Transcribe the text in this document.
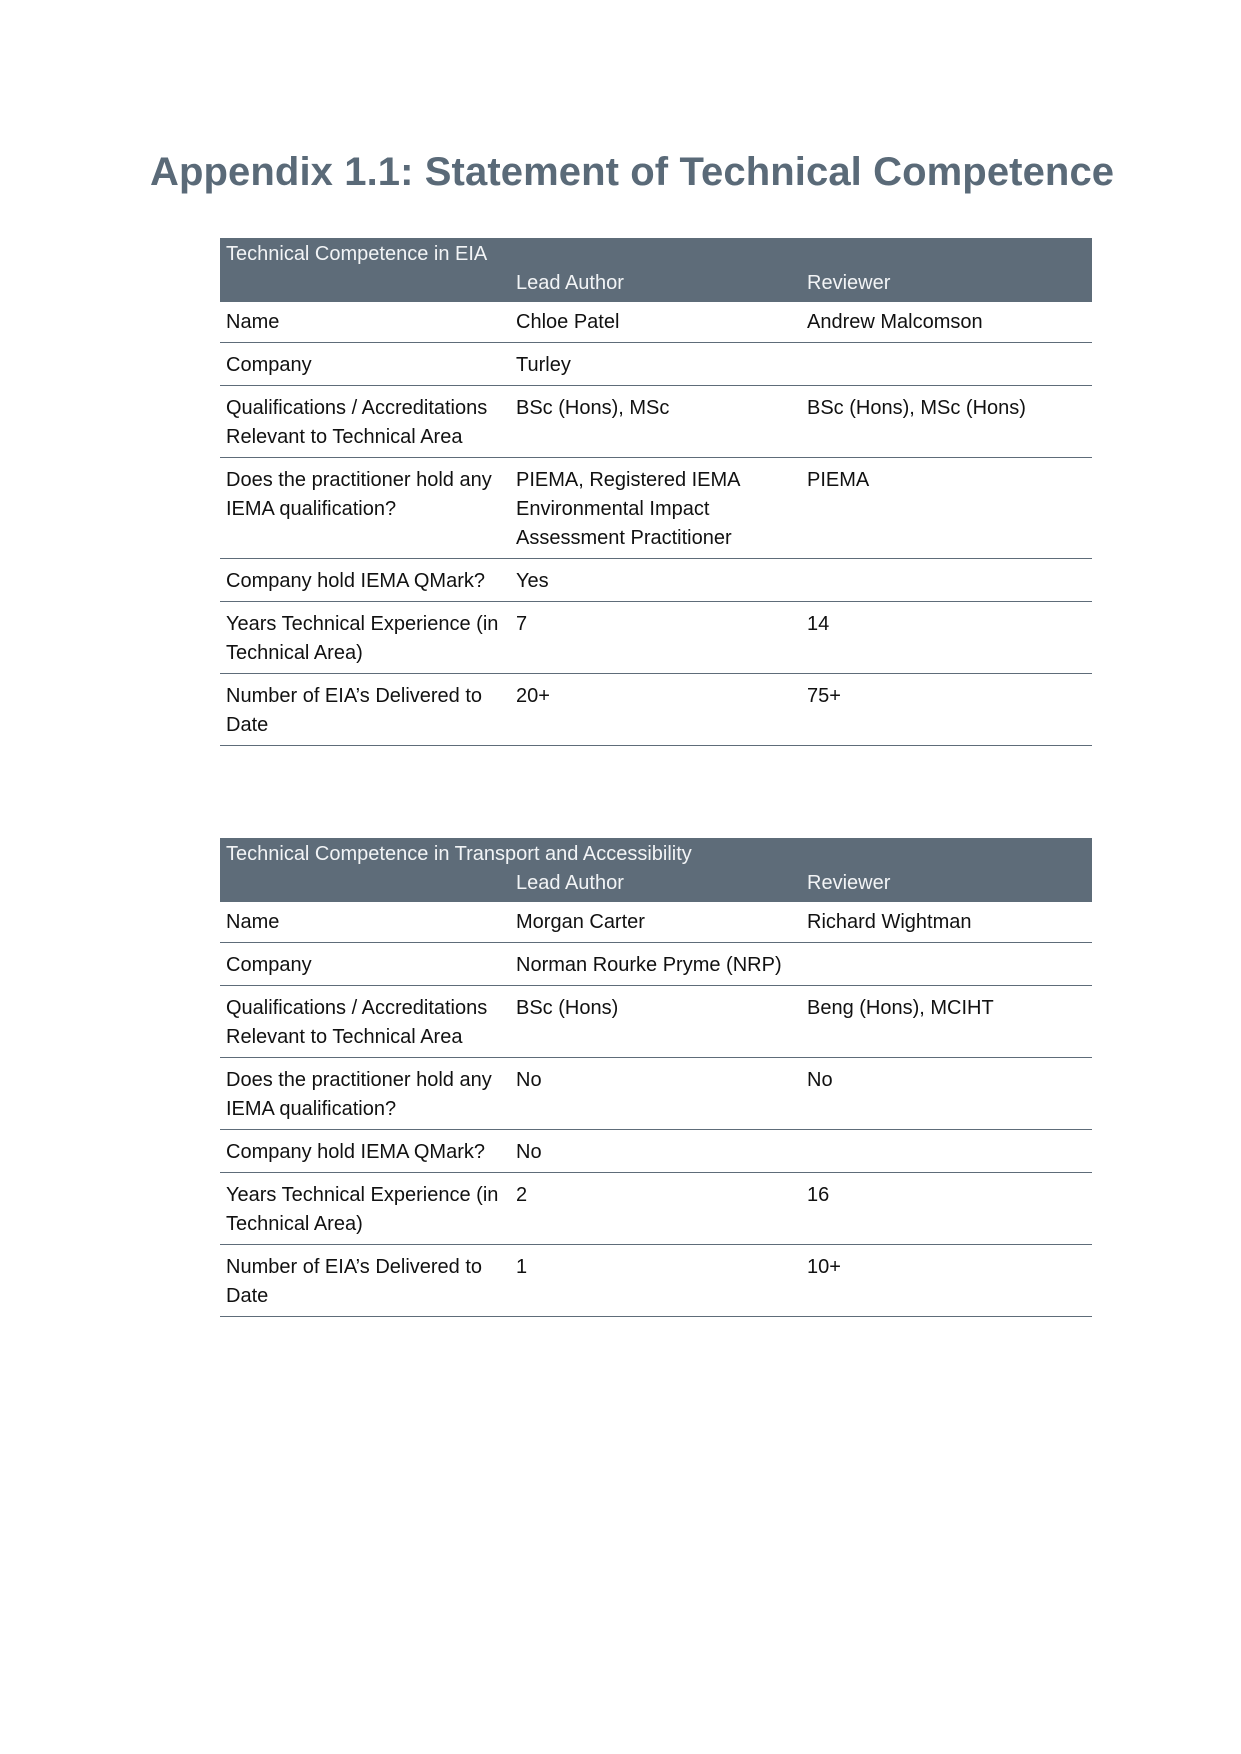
Appendix 1.1: Statement of Technical Competence
Technical Competence in EIA		
	Lead Author	Reviewer
Name	Chloe Patel	Andrew Malcomson
Company	Turley	
Qualifications / Accreditations Relevant to Technical Area	BSc (Hons), MSc	BSc (Hons), MSc (Hons)
Does the practitioner hold any IEMA qualification?	PIEMA, Registered IEMA Environmental Impact Assessment Practitioner	PIEMA
Company hold IEMA QMark?	Yes	
Years Technical Experience (in Technical Area)	7	14
Number of EIA’s Delivered to Date	20+	75+
Technical Competence in Transport and Accessibility		
	Lead Author	Reviewer
Name	Morgan Carter	Richard Wightman
Company	Norman Rourke Pryme (NRP)	
Qualifications / Accreditations Relevant to Technical Area	BSc (Hons)	Beng (Hons), MCIHT
Does the practitioner hold any IEMA qualification?	No	No
Company hold IEMA QMark?	No	
Years Technical Experience (in Technical Area)	2	16
Number of EIA’s Delivered to Date	1	10+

- Stated task
Repeat each entry above word for word, leaving every picture out.

- Answer below
Transcribe the text in this document.
Appendix 1.1: Statement of Technical Competence
Technical Competence in EIA		
	Lead Author	Reviewer
Name	Chloe Patel	Andrew Malcomson
Company	Turley	
Qualifications / Accreditations Relevant to Technical Area	BSc (Hons), MSc	BSc (Hons), MSc (Hons)
Does the practitioner hold any IEMA qualification?	PIEMA, Registered IEMA Environmental Impact Assessment Practitioner	PIEMA
Company hold IEMA QMark?	Yes	
Years Technical Experience (in Technical Area)	7	14
Number of EIA’s Delivered to Date	20+	75+
Technical Competence in Transport and Accessibility		
	Lead Author	Reviewer
Name	Morgan Carter	Richard Wightman
Company	Norman Rourke Pryme (NRP)	
Qualifications / Accreditations Relevant to Technical Area	BSc (Hons)	Beng (Hons), MCIHT
Does the practitioner hold any IEMA qualification?	No	No
Company hold IEMA QMark?	No	
Years Technical Experience (in Technical Area)	2	16
Number of EIA’s Delivered to Date	1	10+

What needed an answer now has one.